**What to produce**:
Each line containing the word "diretti" must be collected.

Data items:
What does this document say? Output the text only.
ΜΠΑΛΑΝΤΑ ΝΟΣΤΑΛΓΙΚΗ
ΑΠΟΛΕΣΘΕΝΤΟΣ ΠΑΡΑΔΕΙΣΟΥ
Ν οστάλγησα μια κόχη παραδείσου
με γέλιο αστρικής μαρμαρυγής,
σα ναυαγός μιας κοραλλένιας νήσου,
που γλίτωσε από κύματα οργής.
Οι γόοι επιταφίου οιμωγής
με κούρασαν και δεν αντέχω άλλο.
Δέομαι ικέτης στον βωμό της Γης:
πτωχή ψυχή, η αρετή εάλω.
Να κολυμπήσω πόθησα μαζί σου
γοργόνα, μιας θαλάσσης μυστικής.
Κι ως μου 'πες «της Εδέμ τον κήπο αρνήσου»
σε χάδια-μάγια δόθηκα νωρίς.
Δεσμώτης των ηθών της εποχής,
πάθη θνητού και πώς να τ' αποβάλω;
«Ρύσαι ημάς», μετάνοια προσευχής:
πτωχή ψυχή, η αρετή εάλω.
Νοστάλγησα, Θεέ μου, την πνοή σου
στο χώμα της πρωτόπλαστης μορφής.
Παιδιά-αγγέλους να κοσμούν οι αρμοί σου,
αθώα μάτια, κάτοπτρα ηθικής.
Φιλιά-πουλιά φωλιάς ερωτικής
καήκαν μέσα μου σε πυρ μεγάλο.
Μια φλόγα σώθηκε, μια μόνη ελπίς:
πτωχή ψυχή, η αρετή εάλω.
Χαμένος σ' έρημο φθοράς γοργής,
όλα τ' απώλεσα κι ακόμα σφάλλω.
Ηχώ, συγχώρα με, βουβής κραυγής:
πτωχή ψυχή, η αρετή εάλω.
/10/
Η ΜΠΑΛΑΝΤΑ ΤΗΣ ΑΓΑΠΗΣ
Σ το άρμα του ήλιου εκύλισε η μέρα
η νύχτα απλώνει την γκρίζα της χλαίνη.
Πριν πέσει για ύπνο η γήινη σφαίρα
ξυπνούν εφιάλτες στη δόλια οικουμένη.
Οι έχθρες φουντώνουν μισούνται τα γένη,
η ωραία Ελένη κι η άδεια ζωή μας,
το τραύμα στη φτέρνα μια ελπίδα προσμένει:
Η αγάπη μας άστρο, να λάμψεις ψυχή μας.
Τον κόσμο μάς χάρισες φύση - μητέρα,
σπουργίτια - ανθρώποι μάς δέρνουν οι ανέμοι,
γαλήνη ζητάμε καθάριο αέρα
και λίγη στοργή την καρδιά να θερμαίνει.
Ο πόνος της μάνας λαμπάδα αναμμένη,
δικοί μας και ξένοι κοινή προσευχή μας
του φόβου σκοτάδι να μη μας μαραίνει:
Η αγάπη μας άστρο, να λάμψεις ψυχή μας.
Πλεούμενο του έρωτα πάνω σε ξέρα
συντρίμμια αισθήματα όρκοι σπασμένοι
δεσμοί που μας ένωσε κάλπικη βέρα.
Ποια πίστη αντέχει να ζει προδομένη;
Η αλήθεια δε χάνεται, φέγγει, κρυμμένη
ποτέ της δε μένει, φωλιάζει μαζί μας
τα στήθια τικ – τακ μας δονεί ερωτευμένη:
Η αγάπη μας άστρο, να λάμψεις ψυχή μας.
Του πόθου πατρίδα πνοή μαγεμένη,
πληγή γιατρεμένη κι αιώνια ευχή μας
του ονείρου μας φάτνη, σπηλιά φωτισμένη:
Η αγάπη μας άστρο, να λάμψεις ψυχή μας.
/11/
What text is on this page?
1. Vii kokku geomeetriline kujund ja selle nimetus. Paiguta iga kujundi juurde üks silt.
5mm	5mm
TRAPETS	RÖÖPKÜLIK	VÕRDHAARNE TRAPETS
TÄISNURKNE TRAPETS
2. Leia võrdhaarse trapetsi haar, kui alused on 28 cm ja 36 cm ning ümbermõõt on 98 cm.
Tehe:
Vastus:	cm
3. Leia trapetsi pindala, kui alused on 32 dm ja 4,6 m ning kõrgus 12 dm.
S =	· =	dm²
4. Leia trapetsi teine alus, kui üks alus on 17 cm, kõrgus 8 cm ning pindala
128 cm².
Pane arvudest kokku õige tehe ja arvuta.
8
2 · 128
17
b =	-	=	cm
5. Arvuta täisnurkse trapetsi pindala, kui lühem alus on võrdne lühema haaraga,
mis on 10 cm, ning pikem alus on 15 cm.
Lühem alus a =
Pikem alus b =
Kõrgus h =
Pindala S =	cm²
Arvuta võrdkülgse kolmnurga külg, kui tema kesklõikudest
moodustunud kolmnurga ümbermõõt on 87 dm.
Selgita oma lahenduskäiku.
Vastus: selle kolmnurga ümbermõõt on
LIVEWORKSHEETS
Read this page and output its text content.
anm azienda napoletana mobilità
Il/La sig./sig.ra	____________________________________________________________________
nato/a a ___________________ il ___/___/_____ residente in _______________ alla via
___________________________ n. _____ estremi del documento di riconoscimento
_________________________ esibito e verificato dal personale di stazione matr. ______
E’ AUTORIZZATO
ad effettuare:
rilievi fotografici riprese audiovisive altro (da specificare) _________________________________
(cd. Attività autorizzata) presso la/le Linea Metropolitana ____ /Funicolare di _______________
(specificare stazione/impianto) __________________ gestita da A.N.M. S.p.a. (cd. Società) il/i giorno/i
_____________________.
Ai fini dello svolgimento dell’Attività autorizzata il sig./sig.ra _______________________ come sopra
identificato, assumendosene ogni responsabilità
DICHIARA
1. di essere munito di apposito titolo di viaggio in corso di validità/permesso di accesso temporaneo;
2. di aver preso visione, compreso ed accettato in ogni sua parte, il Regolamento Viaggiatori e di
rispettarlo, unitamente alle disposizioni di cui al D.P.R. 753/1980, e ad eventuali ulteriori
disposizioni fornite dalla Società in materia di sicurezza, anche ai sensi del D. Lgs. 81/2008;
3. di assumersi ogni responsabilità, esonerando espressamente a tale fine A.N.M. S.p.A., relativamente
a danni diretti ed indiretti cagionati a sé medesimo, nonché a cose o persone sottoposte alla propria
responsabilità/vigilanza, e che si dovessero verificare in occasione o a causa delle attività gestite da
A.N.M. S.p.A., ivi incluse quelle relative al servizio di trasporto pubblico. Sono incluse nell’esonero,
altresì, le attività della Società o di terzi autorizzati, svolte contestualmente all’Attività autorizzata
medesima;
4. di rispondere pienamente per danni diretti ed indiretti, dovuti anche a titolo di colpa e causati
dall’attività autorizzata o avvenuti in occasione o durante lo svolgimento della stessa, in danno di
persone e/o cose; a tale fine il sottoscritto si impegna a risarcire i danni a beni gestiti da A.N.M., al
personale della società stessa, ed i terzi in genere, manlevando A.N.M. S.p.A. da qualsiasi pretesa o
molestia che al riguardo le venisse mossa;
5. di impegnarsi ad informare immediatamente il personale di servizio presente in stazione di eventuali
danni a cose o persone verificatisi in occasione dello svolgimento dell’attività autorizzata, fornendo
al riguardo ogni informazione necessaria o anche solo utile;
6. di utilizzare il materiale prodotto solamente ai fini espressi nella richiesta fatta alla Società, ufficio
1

**Solution to this task**:
a danni diretti ed indiretti cagionati a sé medesimo, nonché a cose o persone sottoposte alla propria
4. di rispondere pienamente per danni diretti ed indiretti, dovuti anche a titolo di colpa e causati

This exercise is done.